- **EXERCISE DETAILS**:
Copy out the material below, changing each "badge-dot" to "indicator-dot" and leaving everything else untouched.

[Dataset rows]

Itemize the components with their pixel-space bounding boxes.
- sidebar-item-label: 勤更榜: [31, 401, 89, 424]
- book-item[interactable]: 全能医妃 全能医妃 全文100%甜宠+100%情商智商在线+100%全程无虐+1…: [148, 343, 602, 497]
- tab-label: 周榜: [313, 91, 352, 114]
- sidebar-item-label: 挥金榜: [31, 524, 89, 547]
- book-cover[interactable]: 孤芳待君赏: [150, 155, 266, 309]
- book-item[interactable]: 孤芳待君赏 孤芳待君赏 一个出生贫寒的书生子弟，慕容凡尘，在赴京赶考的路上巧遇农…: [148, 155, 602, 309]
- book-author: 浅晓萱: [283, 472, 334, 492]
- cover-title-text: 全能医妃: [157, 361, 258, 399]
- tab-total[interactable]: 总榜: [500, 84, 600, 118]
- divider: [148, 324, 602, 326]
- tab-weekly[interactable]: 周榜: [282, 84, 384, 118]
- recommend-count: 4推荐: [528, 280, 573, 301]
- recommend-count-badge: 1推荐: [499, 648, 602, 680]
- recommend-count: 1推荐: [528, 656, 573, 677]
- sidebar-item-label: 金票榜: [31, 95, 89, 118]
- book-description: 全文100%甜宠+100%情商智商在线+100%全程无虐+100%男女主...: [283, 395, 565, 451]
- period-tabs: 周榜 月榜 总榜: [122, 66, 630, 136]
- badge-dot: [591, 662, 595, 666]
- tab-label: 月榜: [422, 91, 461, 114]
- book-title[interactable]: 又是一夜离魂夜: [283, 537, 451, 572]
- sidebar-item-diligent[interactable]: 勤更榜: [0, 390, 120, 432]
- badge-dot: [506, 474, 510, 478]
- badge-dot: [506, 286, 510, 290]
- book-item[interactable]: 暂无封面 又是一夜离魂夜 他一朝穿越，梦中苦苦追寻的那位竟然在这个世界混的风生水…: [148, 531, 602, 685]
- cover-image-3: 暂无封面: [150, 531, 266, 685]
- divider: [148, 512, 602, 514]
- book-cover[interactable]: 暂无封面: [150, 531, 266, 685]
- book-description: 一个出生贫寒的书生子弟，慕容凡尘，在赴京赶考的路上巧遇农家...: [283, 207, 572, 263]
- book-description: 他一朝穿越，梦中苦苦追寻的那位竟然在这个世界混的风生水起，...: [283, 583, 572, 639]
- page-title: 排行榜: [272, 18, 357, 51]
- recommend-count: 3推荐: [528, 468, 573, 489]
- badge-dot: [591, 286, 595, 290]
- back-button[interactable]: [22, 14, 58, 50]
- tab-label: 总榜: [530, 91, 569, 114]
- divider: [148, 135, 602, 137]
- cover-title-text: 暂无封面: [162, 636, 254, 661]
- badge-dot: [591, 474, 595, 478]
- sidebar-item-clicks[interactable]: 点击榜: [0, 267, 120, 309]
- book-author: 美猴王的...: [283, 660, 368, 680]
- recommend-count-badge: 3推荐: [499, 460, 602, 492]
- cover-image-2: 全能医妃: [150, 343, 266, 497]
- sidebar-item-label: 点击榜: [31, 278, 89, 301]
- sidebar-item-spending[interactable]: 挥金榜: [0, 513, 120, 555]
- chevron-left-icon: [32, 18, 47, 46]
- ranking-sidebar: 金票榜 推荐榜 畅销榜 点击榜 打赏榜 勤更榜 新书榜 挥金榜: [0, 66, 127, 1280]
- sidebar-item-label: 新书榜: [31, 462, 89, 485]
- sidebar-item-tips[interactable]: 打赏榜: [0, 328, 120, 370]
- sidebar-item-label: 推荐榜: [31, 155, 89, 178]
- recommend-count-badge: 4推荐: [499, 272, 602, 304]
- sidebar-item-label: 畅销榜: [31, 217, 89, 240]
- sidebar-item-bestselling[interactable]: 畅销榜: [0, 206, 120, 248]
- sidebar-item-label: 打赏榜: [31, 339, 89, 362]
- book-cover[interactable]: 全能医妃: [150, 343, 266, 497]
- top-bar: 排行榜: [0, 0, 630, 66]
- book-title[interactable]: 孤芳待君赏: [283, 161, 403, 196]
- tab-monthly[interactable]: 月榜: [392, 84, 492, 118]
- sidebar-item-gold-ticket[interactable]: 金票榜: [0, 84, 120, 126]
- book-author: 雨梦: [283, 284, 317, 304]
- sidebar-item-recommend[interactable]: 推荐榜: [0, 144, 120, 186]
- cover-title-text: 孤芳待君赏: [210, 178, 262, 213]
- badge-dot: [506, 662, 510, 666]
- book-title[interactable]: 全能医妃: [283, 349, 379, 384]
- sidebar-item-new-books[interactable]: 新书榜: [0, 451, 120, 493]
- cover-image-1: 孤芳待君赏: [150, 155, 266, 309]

- **RESPONSE**:
Itemize the components with their pixel-space bounding boxes.
- sidebar-item-label: 勤更榜: [31, 401, 89, 424]
- book-item[interactable]: 全能医妃 全能医妃 全文100%甜宠+100%情商智商在线+100%全程无虐+1…: [148, 343, 602, 497]
- tab-label: 周榜: [313, 91, 352, 114]
- sidebar-item-label: 挥金榜: [31, 524, 89, 547]
- book-cover[interactable]: 孤芳待君赏: [150, 155, 266, 309]
- book-item[interactable]: 孤芳待君赏 孤芳待君赏 一个出生贫寒的书生子弟，慕容凡尘，在赴京赶考的路上巧遇农…: [148, 155, 602, 309]
- book-author: 浅晓萱: [283, 472, 334, 492]
- cover-title-text: 全能医妃: [157, 361, 258, 399]
- tab-total[interactable]: 总榜: [500, 84, 600, 118]
- divider: [148, 324, 602, 326]
- tab-weekly[interactable]: 周榜: [282, 84, 384, 118]
- recommend-count: 4推荐: [528, 280, 573, 301]
- recommend-count-badge: 1推荐: [499, 648, 602, 680]
- recommend-count: 1推荐: [528, 656, 573, 677]
- sidebar-item-label: 金票榜: [31, 95, 89, 118]
- book-description: 全文100%甜宠+100%情商智商在线+100%全程无虐+100%男女主...: [283, 395, 565, 451]
- period-tabs: 周榜 月榜 总榜: [122, 66, 630, 136]
- indicator-dot: [591, 662, 595, 666]
- tab-label: 月榜: [422, 91, 461, 114]
- book-title[interactable]: 又是一夜离魂夜: [283, 537, 451, 572]
- sidebar-item-diligent[interactable]: 勤更榜: [0, 390, 120, 432]
- indicator-dot: [506, 474, 510, 478]
- indicator-dot: [506, 286, 510, 290]
- book-item[interactable]: 暂无封面 又是一夜离魂夜 他一朝穿越，梦中苦苦追寻的那位竟然在这个世界混的风生水…: [148, 531, 602, 685]
- cover-image-3: 暂无封面: [150, 531, 266, 685]
- divider: [148, 512, 602, 514]
- book-cover[interactable]: 暂无封面: [150, 531, 266, 685]
- book-description: 一个出生贫寒的书生子弟，慕容凡尘，在赴京赶考的路上巧遇农家...: [283, 207, 572, 263]
- book-description: 他一朝穿越，梦中苦苦追寻的那位竟然在这个世界混的风生水起，...: [283, 583, 572, 639]
- page-title: 排行榜: [272, 18, 357, 51]
- recommend-count: 3推荐: [528, 468, 573, 489]
- indicator-dot: [591, 286, 595, 290]
- back-button[interactable]: [22, 14, 58, 50]
- tab-label: 总榜: [530, 91, 569, 114]
- divider: [148, 135, 602, 137]
- cover-title-text: 暂无封面: [162, 636, 254, 661]
- indicator-dot: [591, 474, 595, 478]
- sidebar-item-clicks[interactable]: 点击榜: [0, 267, 120, 309]
- book-author: 美猴王的...: [283, 660, 368, 680]
- recommend-count-badge: 3推荐: [499, 460, 602, 492]
- cover-image-2: 全能医妃: [150, 343, 266, 497]
- sidebar-item-label: 点击榜: [31, 278, 89, 301]
- sidebar-item-spending[interactable]: 挥金榜: [0, 513, 120, 555]
- chevron-left-icon: [32, 18, 47, 46]
- ranking-sidebar: 金票榜 推荐榜 畅销榜 点击榜 打赏榜 勤更榜 新书榜 挥金榜: [0, 66, 127, 1280]
- sidebar-item-label: 新书榜: [31, 462, 89, 485]
- sidebar-item-tips[interactable]: 打赏榜: [0, 328, 120, 370]
- sidebar-item-label: 推荐榜: [31, 155, 89, 178]
- recommend-count-badge: 4推荐: [499, 272, 602, 304]
- sidebar-item-label: 畅销榜: [31, 217, 89, 240]
- sidebar-item-bestselling[interactable]: 畅销榜: [0, 206, 120, 248]
- sidebar-item-label: 打赏榜: [31, 339, 89, 362]
- book-cover[interactable]: 全能医妃: [150, 343, 266, 497]
- top-bar: 排行榜: [0, 0, 630, 66]
- book-title[interactable]: 孤芳待君赏: [283, 161, 403, 196]
- tab-monthly[interactable]: 月榜: [392, 84, 492, 118]
- sidebar-item-gold-ticket[interactable]: 金票榜: [0, 84, 120, 126]
- book-author: 雨梦: [283, 284, 317, 304]
- sidebar-item-recommend[interactable]: 推荐榜: [0, 144, 120, 186]
- cover-title-text: 孤芳待君赏: [210, 178, 262, 213]
- indicator-dot: [506, 662, 510, 666]
- book-title[interactable]: 全能医妃: [283, 349, 379, 384]
- sidebar-item-new-books[interactable]: 新书榜: [0, 451, 120, 493]
- cover-image-1: 孤芳待君赏: [150, 155, 266, 309]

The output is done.